START Material
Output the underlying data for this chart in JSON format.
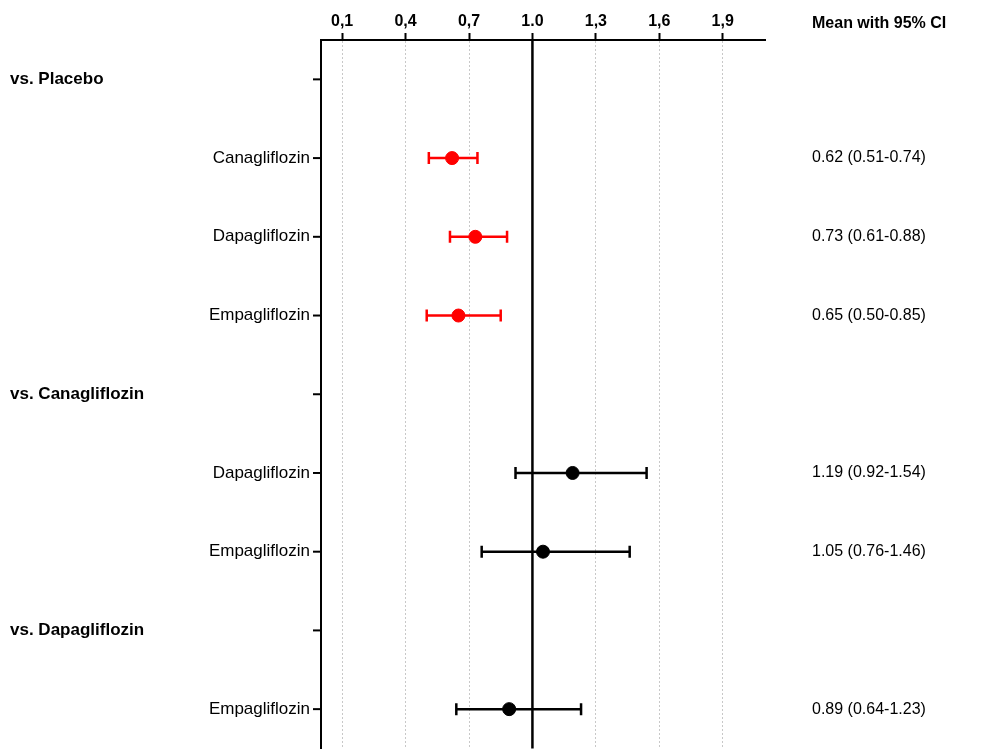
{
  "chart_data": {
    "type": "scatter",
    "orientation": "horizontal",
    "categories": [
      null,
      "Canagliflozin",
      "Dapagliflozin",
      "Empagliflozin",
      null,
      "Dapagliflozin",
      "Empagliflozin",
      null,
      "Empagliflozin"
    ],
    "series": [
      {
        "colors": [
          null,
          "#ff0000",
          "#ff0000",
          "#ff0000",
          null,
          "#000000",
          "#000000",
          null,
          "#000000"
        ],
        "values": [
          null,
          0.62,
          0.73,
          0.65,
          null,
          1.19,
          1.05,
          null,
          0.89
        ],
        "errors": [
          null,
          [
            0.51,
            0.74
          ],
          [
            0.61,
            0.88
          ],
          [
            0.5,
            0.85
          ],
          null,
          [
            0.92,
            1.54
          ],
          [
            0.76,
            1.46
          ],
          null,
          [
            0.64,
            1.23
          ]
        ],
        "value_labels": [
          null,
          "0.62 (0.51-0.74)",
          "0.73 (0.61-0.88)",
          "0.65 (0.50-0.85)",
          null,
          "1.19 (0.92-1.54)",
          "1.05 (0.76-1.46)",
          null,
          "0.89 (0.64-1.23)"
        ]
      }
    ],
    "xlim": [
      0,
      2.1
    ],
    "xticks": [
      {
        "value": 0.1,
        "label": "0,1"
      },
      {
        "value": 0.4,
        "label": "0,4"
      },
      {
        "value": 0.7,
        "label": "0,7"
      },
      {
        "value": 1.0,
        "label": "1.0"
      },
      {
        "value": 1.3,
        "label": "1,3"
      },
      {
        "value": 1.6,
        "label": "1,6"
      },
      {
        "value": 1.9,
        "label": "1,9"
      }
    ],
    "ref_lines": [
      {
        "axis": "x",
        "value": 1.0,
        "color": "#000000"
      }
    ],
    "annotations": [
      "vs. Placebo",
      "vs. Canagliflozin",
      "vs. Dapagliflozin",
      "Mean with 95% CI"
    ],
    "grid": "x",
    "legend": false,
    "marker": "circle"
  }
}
END Material
START Material
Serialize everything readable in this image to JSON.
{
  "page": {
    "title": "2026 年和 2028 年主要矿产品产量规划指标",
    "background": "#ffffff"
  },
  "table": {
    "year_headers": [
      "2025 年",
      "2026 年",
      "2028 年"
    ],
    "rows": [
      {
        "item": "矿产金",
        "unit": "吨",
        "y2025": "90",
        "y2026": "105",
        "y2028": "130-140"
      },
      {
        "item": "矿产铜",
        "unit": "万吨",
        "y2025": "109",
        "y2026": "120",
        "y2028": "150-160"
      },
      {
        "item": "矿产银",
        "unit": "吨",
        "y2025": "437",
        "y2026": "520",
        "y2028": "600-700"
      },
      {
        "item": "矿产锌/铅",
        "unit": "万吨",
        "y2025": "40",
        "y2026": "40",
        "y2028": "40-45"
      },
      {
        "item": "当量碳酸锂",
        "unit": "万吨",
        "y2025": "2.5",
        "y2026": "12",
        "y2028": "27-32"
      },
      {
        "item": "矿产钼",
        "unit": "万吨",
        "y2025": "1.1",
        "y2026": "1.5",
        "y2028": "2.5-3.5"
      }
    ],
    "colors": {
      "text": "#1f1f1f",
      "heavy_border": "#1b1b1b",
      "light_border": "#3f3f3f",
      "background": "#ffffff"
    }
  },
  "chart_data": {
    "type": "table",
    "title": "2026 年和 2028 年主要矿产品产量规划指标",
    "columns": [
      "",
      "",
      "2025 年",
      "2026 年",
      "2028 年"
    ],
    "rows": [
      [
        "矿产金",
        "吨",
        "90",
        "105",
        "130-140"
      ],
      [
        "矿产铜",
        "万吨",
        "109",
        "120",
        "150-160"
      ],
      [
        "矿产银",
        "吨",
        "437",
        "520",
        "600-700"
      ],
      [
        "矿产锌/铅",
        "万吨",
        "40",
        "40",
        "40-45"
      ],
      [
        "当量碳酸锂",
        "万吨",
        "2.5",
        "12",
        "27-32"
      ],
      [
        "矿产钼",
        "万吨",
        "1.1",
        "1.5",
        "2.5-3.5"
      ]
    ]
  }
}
END Material
Challenge: From the listing above, find the number of lines with the word "this" in them. Answer with the number only.

Result: 2